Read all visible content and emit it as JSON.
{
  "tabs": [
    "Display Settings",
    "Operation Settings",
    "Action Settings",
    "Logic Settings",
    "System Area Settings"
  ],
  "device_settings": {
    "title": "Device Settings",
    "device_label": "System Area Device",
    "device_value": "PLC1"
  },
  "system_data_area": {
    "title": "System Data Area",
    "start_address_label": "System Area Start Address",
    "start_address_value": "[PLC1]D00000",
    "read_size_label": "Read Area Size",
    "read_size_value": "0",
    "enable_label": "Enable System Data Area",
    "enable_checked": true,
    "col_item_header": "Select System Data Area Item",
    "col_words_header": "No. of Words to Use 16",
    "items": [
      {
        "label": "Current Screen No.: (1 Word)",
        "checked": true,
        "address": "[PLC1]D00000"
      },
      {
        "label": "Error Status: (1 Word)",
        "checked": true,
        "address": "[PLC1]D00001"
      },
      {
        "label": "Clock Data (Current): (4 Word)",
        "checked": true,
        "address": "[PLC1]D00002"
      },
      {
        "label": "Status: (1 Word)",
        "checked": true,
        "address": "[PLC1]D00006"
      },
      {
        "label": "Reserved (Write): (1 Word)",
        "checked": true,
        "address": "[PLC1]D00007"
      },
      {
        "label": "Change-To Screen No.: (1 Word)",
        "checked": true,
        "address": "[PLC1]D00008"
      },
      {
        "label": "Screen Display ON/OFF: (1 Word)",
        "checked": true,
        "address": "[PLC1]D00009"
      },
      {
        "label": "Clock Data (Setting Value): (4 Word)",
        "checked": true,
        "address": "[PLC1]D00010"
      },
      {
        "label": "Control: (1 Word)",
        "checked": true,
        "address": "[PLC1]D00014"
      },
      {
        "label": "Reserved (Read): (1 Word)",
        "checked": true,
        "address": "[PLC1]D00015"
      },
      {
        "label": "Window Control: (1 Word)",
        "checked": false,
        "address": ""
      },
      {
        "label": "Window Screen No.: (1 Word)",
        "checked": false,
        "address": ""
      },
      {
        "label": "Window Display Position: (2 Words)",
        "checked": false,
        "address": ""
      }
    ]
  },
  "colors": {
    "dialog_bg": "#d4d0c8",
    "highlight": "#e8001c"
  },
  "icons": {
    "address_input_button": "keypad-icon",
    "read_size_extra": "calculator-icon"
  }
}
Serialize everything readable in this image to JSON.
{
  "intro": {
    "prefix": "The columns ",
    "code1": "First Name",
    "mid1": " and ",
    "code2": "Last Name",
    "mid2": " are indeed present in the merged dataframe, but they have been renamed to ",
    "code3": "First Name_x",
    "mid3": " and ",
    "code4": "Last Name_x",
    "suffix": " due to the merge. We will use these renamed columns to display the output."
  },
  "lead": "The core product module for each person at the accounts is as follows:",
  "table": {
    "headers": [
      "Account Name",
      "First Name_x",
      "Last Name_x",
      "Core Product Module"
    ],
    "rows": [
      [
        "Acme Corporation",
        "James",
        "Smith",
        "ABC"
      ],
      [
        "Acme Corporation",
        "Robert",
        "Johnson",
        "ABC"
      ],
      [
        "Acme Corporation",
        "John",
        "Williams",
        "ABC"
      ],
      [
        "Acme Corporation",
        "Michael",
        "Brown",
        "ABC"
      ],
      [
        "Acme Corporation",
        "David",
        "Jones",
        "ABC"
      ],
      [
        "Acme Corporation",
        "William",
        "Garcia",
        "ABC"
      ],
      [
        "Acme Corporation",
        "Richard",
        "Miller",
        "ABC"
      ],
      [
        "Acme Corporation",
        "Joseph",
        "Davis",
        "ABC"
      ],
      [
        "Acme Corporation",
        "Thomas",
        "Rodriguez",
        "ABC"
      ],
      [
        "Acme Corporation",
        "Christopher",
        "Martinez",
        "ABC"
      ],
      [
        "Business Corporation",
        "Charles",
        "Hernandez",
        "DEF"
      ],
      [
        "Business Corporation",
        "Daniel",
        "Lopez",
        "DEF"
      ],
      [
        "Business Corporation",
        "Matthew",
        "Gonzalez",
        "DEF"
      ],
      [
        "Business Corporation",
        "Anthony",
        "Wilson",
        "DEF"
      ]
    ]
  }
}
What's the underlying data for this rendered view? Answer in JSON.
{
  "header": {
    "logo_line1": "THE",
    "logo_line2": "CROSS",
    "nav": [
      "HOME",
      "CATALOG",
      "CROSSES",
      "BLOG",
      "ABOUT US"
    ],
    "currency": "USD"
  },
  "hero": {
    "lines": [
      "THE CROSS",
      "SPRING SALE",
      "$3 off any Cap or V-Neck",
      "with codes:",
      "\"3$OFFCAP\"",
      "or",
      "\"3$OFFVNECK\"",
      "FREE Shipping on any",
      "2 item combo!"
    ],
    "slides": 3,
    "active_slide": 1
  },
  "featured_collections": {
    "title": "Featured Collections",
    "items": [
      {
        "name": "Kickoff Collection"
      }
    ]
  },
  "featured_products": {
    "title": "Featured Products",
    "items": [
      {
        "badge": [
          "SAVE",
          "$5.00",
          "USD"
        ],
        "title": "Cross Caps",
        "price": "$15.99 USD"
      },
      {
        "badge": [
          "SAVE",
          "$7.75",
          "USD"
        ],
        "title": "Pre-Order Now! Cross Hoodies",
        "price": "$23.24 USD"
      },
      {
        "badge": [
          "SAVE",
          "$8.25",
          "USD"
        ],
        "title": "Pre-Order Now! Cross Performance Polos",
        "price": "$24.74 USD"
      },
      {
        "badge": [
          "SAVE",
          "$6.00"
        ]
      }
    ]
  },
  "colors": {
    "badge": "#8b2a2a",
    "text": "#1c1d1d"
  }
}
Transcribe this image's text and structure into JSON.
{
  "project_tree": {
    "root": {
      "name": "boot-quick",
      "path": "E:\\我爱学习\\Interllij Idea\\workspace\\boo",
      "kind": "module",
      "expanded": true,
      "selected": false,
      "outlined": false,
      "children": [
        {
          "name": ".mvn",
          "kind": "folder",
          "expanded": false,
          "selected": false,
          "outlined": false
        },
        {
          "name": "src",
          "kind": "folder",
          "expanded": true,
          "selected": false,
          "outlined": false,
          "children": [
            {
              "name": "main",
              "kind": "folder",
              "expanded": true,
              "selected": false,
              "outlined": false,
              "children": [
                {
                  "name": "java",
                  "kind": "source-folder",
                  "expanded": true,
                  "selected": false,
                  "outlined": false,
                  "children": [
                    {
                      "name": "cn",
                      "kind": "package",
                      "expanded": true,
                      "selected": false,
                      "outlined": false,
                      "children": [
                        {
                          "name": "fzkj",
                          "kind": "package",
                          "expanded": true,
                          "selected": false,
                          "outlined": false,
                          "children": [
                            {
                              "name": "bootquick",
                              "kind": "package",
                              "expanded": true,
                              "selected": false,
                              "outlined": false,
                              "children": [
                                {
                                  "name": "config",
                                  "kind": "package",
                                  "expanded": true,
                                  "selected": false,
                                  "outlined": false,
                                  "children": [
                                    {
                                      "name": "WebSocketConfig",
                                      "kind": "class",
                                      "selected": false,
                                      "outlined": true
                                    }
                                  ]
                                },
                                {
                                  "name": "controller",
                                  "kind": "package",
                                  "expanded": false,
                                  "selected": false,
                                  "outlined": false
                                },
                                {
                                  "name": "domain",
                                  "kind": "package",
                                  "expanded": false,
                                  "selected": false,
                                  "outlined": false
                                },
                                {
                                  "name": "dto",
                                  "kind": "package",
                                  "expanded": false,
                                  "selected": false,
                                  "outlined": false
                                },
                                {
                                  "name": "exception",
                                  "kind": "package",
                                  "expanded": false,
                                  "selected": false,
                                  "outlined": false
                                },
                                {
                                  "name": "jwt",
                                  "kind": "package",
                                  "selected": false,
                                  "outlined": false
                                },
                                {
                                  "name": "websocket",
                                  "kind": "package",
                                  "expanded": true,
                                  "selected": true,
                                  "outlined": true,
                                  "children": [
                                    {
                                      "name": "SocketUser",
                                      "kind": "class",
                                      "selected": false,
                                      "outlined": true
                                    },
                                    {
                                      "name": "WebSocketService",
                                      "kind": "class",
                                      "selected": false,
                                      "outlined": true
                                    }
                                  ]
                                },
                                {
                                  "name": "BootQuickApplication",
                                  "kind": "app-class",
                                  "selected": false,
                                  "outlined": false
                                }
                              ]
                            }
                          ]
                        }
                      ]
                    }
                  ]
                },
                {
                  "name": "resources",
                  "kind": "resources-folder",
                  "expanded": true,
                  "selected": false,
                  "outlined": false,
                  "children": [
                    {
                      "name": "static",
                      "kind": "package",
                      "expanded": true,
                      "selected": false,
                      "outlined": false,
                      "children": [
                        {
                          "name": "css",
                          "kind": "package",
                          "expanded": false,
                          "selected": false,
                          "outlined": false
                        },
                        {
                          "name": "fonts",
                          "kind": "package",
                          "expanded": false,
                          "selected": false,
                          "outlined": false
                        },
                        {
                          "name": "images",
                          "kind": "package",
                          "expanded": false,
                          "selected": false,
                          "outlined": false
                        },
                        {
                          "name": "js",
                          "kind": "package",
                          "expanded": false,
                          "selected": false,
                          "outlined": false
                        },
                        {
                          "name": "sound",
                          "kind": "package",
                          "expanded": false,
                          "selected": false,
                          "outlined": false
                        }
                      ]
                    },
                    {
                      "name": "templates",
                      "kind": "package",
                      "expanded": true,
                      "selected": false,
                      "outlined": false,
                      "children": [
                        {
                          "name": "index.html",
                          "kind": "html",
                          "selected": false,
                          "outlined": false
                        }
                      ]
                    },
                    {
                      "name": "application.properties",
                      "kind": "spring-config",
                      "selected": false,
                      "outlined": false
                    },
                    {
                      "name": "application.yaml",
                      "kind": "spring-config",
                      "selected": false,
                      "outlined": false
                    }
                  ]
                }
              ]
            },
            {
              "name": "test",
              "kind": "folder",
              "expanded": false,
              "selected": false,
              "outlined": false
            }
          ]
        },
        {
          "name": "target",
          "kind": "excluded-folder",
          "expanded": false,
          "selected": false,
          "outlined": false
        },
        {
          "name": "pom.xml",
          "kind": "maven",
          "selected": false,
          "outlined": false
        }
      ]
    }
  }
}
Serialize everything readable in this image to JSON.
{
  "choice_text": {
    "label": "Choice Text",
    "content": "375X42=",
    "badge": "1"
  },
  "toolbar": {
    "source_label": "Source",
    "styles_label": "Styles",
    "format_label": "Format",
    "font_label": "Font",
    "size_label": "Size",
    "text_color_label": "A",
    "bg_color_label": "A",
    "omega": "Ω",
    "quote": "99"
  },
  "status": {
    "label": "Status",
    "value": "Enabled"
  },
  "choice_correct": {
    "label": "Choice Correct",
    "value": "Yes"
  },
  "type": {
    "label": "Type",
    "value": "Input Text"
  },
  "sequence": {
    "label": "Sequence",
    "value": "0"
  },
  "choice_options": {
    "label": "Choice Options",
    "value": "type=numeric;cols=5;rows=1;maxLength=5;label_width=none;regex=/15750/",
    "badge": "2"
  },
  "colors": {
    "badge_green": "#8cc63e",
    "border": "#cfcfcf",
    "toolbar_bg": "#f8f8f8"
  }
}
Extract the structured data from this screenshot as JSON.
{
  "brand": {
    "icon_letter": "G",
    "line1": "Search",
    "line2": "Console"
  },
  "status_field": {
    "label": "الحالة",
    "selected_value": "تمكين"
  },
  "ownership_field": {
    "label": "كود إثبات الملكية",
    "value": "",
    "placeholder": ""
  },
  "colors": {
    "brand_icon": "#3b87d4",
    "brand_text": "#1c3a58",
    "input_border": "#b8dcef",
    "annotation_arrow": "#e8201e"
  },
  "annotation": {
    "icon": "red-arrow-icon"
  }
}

******************************

**GIVEN EXERCISE:** Repeat exactly, and only, the lines from the one containing "Extract the structured" through the end of the material.

**SOLUTION TO THIS EXERCISE:**
Extract the structured data from this screenshot as JSON.
{
  "brand": {
    "icon_letter": "G",
    "line1": "Search",
    "line2": "Console"
  },
  "status_field": {
    "label": "الحالة",
    "selected_value": "تمكين"
  },
  "ownership_field": {
    "label": "كود إثبات الملكية",
    "value": "",
    "placeholder": ""
  },
  "colors": {
    "brand_icon": "#3b87d4",
    "brand_text": "#1c3a58",
    "input_border": "#b8dcef",
    "annotation_arrow": "#e8201e"
  },
  "annotation": {
    "icon": "red-arrow-icon"
  }
}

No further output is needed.